● The request:
Skip every picture and transcribe the remaining material exactly.

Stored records
########

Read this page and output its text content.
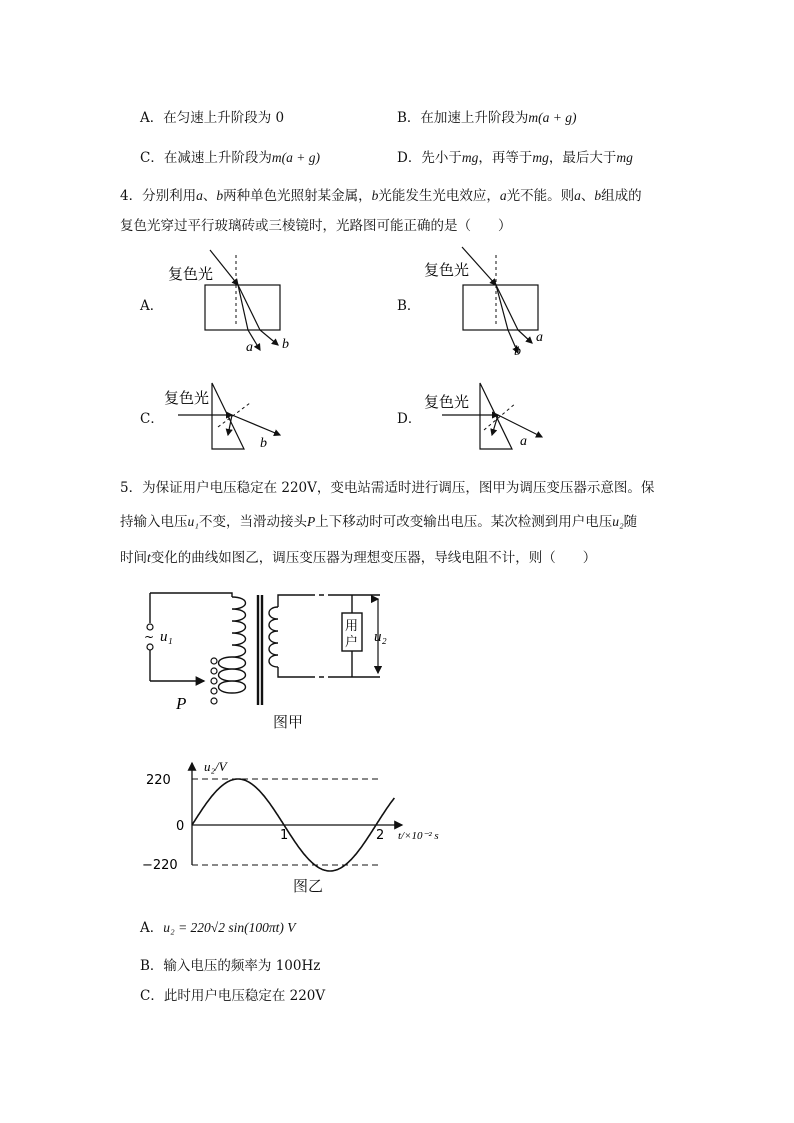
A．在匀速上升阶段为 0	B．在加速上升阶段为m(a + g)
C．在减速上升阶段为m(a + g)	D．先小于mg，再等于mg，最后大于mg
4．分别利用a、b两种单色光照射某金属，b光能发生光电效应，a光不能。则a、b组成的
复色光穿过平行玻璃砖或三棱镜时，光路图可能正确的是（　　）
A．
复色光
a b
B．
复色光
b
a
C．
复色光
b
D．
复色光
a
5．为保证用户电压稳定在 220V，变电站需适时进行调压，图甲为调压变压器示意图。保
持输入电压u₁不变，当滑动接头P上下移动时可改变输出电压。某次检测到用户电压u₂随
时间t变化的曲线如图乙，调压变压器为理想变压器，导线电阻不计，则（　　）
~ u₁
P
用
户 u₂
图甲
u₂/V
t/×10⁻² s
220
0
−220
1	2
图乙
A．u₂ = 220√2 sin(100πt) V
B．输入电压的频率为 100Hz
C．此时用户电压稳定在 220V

########

● Correct output:
Read this page and output its text content.
A．在匀速上升阶段为 0	B．在加速上升阶段为m(a + g)
C．在减速上升阶段为m(a + g)	D．先小于mg，再等于mg，最后大于mg
4．分别利用a、b两种单色光照射某金属，b光能发生光电效应，a光不能。则a、b组成的
复色光穿过平行玻璃砖或三棱镜时，光路图可能正确的是（　　）
A．
复色光
a b
B．
复色光
b
a
C．
复色光
b
D．
复色光
a
5．为保证用户电压稳定在 220V，变电站需适时进行调压，图甲为调压变压器示意图。保
持输入电压u₁不变，当滑动接头P上下移动时可改变输出电压。某次检测到用户电压u₂随
时间t变化的曲线如图乙，调压变压器为理想变压器，导线电阻不计，则（　　）
~ u₁
P
用
户 u₂
图甲
u₂/V
t/×10⁻² s
220
0
−220
1	2
图乙
A．u₂ = 220√2 sin(100πt) V
B．输入电压的频率为 100Hz
C．此时用户电压稳定在 220V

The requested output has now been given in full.